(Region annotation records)
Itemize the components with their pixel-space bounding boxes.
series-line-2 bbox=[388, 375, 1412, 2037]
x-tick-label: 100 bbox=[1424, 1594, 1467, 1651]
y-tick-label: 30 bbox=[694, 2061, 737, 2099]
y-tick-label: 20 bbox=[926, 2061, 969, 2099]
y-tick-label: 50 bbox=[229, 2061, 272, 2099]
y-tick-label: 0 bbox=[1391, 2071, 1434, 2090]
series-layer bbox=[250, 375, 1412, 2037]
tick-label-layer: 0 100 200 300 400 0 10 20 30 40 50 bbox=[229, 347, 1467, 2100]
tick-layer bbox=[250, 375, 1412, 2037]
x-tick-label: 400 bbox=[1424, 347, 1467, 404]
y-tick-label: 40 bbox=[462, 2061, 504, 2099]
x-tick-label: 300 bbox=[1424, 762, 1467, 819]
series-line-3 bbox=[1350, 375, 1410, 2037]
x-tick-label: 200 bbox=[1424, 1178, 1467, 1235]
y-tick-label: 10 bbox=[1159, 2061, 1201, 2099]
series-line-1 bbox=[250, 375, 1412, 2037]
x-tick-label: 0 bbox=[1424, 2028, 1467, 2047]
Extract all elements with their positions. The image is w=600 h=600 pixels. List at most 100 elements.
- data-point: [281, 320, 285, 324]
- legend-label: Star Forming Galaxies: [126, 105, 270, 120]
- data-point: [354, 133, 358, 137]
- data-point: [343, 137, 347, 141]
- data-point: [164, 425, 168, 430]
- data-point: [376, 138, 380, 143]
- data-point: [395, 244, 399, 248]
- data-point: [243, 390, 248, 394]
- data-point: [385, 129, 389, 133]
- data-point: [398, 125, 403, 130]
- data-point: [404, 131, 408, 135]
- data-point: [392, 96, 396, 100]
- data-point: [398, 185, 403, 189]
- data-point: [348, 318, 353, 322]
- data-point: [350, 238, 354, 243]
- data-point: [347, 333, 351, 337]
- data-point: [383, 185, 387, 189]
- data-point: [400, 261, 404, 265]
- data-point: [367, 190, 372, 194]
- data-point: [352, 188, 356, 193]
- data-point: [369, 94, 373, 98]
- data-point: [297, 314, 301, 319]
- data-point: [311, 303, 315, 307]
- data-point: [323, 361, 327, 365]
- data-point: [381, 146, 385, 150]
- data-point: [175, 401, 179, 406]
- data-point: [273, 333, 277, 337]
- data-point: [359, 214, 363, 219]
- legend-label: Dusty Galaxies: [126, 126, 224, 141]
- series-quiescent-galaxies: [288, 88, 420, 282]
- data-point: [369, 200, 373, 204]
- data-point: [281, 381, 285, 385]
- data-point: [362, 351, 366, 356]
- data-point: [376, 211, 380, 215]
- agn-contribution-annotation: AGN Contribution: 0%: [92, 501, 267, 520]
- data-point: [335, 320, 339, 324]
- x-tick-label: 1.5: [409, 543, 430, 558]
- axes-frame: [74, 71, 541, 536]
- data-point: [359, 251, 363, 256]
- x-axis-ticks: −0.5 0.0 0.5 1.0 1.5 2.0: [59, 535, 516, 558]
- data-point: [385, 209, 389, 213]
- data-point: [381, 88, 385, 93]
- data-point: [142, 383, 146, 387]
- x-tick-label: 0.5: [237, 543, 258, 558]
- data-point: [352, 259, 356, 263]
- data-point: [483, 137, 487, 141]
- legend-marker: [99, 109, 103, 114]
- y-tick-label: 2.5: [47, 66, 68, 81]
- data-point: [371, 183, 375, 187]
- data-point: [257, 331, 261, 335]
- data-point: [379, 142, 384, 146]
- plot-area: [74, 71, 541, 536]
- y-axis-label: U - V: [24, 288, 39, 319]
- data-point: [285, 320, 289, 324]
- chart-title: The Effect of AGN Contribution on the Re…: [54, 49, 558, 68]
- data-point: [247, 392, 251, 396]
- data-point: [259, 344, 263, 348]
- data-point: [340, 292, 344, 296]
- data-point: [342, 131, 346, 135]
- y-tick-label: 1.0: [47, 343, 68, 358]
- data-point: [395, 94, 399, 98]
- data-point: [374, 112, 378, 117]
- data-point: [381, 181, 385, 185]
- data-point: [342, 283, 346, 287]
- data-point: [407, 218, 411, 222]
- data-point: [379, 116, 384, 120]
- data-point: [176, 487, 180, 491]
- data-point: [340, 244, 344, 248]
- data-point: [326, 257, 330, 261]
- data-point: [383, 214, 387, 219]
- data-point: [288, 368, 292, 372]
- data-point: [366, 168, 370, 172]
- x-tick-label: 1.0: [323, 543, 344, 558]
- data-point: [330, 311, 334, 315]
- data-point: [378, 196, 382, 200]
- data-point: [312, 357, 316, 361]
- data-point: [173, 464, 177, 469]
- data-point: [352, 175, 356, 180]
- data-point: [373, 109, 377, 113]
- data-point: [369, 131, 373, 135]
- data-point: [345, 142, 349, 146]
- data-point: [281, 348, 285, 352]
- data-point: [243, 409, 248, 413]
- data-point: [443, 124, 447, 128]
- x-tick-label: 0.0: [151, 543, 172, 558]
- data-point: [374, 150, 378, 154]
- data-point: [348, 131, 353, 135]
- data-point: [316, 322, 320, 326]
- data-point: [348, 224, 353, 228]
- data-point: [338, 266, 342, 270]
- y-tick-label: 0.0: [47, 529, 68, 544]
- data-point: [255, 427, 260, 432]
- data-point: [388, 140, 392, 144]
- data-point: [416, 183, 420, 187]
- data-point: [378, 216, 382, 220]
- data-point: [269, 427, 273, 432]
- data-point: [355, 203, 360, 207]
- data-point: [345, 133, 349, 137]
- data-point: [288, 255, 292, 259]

> What you should do
Reproduce all the records above, substituting "marker" for each occurrence of "data-point" and keeping everything else unchanged.

> Reply
Itemize the components with their pixel-space bounding boxes.
series-line-2 bbox=[388, 375, 1412, 2037]
x-tick-label: 100 bbox=[1424, 1594, 1467, 1651]
y-tick-label: 30 bbox=[694, 2061, 737, 2099]
y-tick-label: 20 bbox=[926, 2061, 969, 2099]
y-tick-label: 50 bbox=[229, 2061, 272, 2099]
y-tick-label: 0 bbox=[1391, 2071, 1434, 2090]
series-layer bbox=[250, 375, 1412, 2037]
tick-label-layer: 0 100 200 300 400 0 10 20 30 40 50 bbox=[229, 347, 1467, 2100]
tick-layer bbox=[250, 375, 1412, 2037]
x-tick-label: 400 bbox=[1424, 347, 1467, 404]
y-tick-label: 40 bbox=[462, 2061, 504, 2099]
x-tick-label: 300 bbox=[1424, 762, 1467, 819]
series-line-3 bbox=[1350, 375, 1410, 2037]
x-tick-label: 200 bbox=[1424, 1178, 1467, 1235]
y-tick-label: 10 bbox=[1159, 2061, 1201, 2099]
series-line-1 bbox=[250, 375, 1412, 2037]
x-tick-label: 0 bbox=[1424, 2028, 1467, 2047]
Extract all elements with their positions. The image is w=600 h=600 pixels. List at most 100 elements.
- marker: [281, 320, 285, 324]
- legend-label: Star Forming Galaxies: [126, 105, 270, 120]
- marker: [354, 133, 358, 137]
- marker: [343, 137, 347, 141]
- marker: [164, 425, 168, 430]
- marker: [376, 138, 380, 143]
- marker: [395, 244, 399, 248]
- marker: [243, 390, 248, 394]
- marker: [385, 129, 389, 133]
- marker: [398, 125, 403, 130]
- marker: [404, 131, 408, 135]
- marker: [392, 96, 396, 100]
- marker: [398, 185, 403, 189]
- marker: [348, 318, 353, 322]
- marker: [350, 238, 354, 243]
- marker: [347, 333, 351, 337]
- marker: [383, 185, 387, 189]
- marker: [400, 261, 404, 265]
- marker: [367, 190, 372, 194]
- marker: [352, 188, 356, 193]
- marker: [369, 94, 373, 98]
- marker: [297, 314, 301, 319]
- marker: [311, 303, 315, 307]
- marker: [323, 361, 327, 365]
- marker: [381, 146, 385, 150]
- marker: [175, 401, 179, 406]
- marker: [273, 333, 277, 337]
- marker: [359, 214, 363, 219]
- legend-label: Dusty Galaxies: [126, 126, 224, 141]
- series-quiescent-galaxies: [288, 88, 420, 282]
- marker: [369, 200, 373, 204]
- marker: [281, 381, 285, 385]
- marker: [362, 351, 366, 356]
- marker: [376, 211, 380, 215]
- agn-contribution-annotation: AGN Contribution: 0%: [92, 501, 267, 520]
- marker: [335, 320, 339, 324]
- x-tick-label: 1.5: [409, 543, 430, 558]
- axes-frame: [74, 71, 541, 536]
- marker: [359, 251, 363, 256]
- x-axis-ticks: −0.5 0.0 0.5 1.0 1.5 2.0: [59, 535, 516, 558]
- marker: [385, 209, 389, 213]
- marker: [381, 88, 385, 93]
- marker: [142, 383, 146, 387]
- x-tick-label: 0.5: [237, 543, 258, 558]
- marker: [352, 259, 356, 263]
- marker: [483, 137, 487, 141]
- legend-marker: [99, 109, 103, 114]
- y-tick-label: 2.5: [47, 66, 68, 81]
- marker: [371, 183, 375, 187]
- marker: [257, 331, 261, 335]
- marker: [379, 142, 384, 146]
- plot-area: [74, 71, 541, 536]
- y-axis-label: U - V: [24, 288, 39, 319]
- marker: [285, 320, 289, 324]
- chart-title: The Effect of AGN Contribution on the Re…: [54, 49, 558, 68]
- marker: [247, 392, 251, 396]
- marker: [259, 344, 263, 348]
- marker: [340, 292, 344, 296]
- marker: [342, 131, 346, 135]
- y-tick-label: 1.0: [47, 343, 68, 358]
- marker: [395, 94, 399, 98]
- marker: [374, 112, 378, 117]
- marker: [381, 181, 385, 185]
- marker: [342, 283, 346, 287]
- marker: [407, 218, 411, 222]
- marker: [379, 116, 384, 120]
- marker: [176, 487, 180, 491]
- marker: [340, 244, 344, 248]
- marker: [326, 257, 330, 261]
- marker: [383, 214, 387, 219]
- marker: [288, 368, 292, 372]
- marker: [366, 168, 370, 172]
- x-tick-label: 1.0: [323, 543, 344, 558]
- marker: [330, 311, 334, 315]
- marker: [378, 196, 382, 200]
- marker: [312, 357, 316, 361]
- marker: [173, 464, 177, 469]
- marker: [352, 175, 356, 180]
- marker: [373, 109, 377, 113]
- marker: [369, 131, 373, 135]
- marker: [345, 142, 349, 146]
- marker: [281, 348, 285, 352]
- marker: [243, 409, 248, 413]
- marker: [443, 124, 447, 128]
- x-tick-label: 0.0: [151, 543, 172, 558]
- marker: [374, 150, 378, 154]
- marker: [348, 131, 353, 135]
- marker: [316, 322, 320, 326]
- marker: [348, 224, 353, 228]
- marker: [338, 266, 342, 270]
- y-tick-label: 0.0: [47, 529, 68, 544]
- marker: [255, 427, 260, 432]
- marker: [388, 140, 392, 144]
- marker: [416, 183, 420, 187]
- marker: [378, 216, 382, 220]
- marker: [269, 427, 273, 432]
- marker: [355, 203, 360, 207]
- marker: [345, 133, 349, 137]
- marker: [288, 255, 292, 259]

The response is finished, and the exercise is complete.